Stated task: Tally the lines in the listing below that contain "name" and report the tally alone.

** begin Raw records **

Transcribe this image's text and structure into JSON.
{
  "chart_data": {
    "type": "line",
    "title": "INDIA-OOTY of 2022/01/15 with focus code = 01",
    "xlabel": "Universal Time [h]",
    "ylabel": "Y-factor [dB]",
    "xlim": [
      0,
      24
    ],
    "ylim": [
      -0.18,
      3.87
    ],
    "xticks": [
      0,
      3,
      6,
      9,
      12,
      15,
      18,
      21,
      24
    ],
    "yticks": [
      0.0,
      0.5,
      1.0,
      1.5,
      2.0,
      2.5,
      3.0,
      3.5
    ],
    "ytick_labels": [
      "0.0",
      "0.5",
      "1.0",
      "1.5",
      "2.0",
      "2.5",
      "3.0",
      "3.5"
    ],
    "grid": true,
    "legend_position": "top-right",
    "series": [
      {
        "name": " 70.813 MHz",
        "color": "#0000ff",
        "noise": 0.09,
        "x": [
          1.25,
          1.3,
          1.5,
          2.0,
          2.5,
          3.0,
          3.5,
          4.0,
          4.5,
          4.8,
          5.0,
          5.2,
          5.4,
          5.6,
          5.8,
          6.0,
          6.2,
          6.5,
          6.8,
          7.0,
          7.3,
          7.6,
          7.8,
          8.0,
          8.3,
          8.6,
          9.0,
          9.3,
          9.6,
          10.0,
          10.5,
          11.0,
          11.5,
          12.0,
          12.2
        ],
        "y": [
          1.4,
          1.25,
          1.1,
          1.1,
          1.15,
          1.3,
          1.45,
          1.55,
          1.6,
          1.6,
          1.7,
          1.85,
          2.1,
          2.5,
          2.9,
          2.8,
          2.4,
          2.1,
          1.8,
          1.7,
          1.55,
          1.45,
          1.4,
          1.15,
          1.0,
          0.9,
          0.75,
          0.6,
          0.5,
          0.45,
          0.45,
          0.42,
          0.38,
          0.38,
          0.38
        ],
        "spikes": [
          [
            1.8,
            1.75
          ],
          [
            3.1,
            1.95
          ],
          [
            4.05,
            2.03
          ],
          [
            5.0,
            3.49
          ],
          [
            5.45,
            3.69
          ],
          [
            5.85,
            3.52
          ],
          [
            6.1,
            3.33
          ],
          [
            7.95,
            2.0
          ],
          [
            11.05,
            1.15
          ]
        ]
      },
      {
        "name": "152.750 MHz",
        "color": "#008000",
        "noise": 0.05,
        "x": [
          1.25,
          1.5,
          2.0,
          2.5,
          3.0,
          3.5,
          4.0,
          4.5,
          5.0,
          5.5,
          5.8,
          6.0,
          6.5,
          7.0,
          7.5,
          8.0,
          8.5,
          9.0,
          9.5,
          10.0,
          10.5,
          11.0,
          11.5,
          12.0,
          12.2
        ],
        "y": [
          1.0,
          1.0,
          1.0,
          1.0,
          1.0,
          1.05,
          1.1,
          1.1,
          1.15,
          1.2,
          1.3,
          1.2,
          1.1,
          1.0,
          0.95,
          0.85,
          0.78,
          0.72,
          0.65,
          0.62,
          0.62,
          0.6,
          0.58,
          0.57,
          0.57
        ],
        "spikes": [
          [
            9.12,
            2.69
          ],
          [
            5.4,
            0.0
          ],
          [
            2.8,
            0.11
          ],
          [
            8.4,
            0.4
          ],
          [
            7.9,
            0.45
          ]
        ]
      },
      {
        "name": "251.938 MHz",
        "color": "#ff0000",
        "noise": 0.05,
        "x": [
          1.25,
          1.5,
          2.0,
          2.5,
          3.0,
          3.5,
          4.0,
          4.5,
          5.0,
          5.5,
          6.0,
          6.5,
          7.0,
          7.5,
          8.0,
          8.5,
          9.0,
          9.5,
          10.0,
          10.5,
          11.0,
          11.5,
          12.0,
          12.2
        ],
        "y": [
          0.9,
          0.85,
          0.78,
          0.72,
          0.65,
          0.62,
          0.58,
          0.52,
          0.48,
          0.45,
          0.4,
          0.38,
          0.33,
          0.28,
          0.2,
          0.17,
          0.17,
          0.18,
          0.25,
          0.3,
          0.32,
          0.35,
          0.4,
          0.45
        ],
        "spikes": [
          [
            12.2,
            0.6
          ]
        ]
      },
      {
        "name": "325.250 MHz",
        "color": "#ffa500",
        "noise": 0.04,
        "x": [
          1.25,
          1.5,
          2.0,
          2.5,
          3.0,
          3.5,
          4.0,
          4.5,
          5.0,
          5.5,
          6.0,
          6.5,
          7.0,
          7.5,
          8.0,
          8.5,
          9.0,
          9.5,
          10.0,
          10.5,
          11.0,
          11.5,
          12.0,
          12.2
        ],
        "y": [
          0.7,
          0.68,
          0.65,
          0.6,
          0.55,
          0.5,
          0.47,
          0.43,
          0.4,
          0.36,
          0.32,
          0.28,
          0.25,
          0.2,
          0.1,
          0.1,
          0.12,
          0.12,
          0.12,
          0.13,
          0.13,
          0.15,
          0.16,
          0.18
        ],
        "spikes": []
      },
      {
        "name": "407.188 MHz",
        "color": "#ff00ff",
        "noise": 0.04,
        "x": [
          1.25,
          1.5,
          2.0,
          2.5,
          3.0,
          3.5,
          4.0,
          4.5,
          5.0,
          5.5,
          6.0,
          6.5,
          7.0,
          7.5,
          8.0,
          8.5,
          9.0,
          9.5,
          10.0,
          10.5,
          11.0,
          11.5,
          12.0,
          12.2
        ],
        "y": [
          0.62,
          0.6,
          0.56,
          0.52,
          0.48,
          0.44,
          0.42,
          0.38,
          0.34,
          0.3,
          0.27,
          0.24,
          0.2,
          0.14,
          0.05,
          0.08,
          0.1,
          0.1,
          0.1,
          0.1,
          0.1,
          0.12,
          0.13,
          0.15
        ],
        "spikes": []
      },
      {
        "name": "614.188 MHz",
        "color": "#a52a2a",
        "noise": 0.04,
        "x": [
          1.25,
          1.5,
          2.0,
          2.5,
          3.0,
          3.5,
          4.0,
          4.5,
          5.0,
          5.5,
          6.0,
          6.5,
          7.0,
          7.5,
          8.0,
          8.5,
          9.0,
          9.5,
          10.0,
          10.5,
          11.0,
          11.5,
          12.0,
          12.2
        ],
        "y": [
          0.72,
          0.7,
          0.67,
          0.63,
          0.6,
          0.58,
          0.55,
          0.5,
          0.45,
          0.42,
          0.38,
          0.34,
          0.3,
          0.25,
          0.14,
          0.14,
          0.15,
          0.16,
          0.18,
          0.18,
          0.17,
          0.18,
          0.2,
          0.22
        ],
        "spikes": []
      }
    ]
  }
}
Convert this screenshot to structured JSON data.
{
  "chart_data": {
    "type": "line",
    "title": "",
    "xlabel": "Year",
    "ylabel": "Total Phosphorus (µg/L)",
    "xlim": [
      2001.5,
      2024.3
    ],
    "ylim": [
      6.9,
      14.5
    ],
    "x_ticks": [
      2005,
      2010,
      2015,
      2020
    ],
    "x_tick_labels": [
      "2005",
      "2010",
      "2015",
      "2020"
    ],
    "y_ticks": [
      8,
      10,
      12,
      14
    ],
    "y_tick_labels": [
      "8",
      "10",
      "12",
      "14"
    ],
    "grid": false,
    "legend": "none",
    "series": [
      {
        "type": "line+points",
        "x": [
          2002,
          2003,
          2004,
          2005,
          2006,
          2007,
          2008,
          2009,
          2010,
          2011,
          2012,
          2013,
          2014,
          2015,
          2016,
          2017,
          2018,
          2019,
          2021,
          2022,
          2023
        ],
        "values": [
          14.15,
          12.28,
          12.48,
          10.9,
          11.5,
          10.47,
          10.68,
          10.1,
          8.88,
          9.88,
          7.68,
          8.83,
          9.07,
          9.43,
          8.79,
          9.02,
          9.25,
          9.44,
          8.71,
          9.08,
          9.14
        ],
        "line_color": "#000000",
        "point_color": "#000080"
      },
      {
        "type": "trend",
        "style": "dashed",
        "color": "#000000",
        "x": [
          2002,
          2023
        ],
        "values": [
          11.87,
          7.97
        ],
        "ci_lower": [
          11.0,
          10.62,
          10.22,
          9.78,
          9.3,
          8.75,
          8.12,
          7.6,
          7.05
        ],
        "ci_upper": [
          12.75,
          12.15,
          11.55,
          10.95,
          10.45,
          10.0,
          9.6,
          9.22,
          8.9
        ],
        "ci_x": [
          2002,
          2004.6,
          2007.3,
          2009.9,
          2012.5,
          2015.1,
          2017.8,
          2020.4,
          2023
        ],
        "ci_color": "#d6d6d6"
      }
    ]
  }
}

** end Raw records **

Solution below: 6